GIVEN TASK >> Set the data down again, exactly as it reads, but without the pictures.

RECORDS >>
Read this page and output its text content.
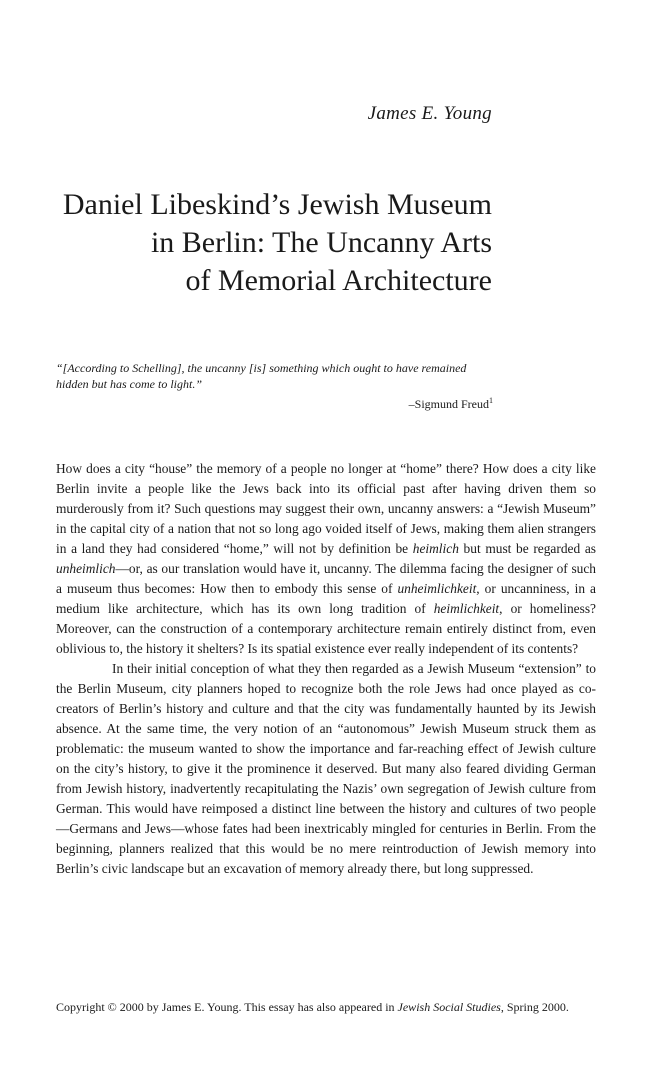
James E. Young
Daniel Libeskind’s Jewish Museum
in Berlin: The Uncanny Arts
of Memorial Architecture
“[According to Schelling], the uncanny [is] something which ought to have remained hidden but has come to light.”
–Sigmund Freud$^1$

How does a city “house” the memory of a people no longer at “home” there? How does a city like Berlin invite a people like the Jews back into its official past after having driven them so murderously from it? Such questions may suggest their own, uncanny answers: a “Jewish Museum” in the capital city of a nation that not so long ago voided itself of Jews, making them alien strangers in a land they had considered “home,” will not by definition be heimlich but must be regarded as unheimlich—or, as our translation would have it, uncanny. The dilemma facing the designer of such a museum thus becomes: How then to embody this sense of unheimlichkeit, or uncanniness, in a medium like architecture, which has its own long tradition of heimlichkeit, or homeliness? Moreover, can the construction of a contemporary architecture remain entirely distinct from, even oblivious to, the history it shelters? Is its spatial existence ever really independent of its contents?

In their initial conception of what they then regarded as a Jewish Museum “extension” to the Berlin Museum, city planners hoped to recognize both the role Jews had once played as co-creators of Berlin’s history and culture and that the city was fundamentally haunted by its Jewish absence. At the same time, the very notion of an “autonomous” Jewish Museum struck them as problematic: the museum wanted to show the importance and far-reaching effect of Jewish culture on the city’s history, to give it the prominence it deserved. But many also feared dividing German from Jewish history, inadvertently recapitulating the Nazis’ own segregation of Jewish culture from German. This would have reimposed a distinct line between the history and cultures of two people—Germans and Jews—whose fates had been inextricably mingled for centuries in Berlin. From the beginning, planners realized that this would be no mere reintroduction of Jewish memory into Berlin’s civic landscape but an excavation of memory already there, but long suppressed.

Copyright © 2000 by James E. Young. This essay has also appeared in Jewish Social Studies, Spring 2000.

FINISHED ANSWER >>
Read this page and output its text content.
James E. Young
Daniel Libeskind’s Jewish Museum
in Berlin: The Uncanny Arts
of Memorial Architecture
“[According to Schelling], the uncanny [is] something which ought to have remained hidden but has come to light.”
–Sigmund Freud$^1$

How does a city “house” the memory of a people no longer at “home” there? How does a city like Berlin invite a people like the Jews back into its official past after having driven them so murderously from it? Such questions may suggest their own, uncanny answers: a “Jewish Museum” in the capital city of a nation that not so long ago voided itself of Jews, making them alien strangers in a land they had considered “home,” will not by definition be heimlich but must be regarded as unheimlich—or, as our translation would have it, uncanny. The dilemma facing the designer of such a museum thus becomes: How then to embody this sense of unheimlichkeit, or uncanniness, in a medium like architecture, which has its own long tradition of heimlichkeit, or homeliness? Moreover, can the construction of a contemporary architecture remain entirely distinct from, even oblivious to, the history it shelters? Is its spatial existence ever really independent of its contents?

In their initial conception of what they then regarded as a Jewish Museum “extension” to the Berlin Museum, city planners hoped to recognize both the role Jews had once played as co-creators of Berlin’s history and culture and that the city was fundamentally haunted by its Jewish absence. At the same time, the very notion of an “autonomous” Jewish Museum struck them as problematic: the museum wanted to show the importance and far-reaching effect of Jewish culture on the city’s history, to give it the prominence it deserved. But many also feared dividing German from Jewish history, inadvertently recapitulating the Nazis’ own segregation of Jewish culture from German. This would have reimposed a distinct line between the history and cultures of two people—Germans and Jews—whose fates had been inextricably mingled for centuries in Berlin. From the beginning, planners realized that this would be no mere reintroduction of Jewish memory into Berlin’s civic landscape but an excavation of memory already there, but long suppressed.

Copyright © 2000 by James E. Young. This essay has also appeared in Jewish Social Studies, Spring 2000.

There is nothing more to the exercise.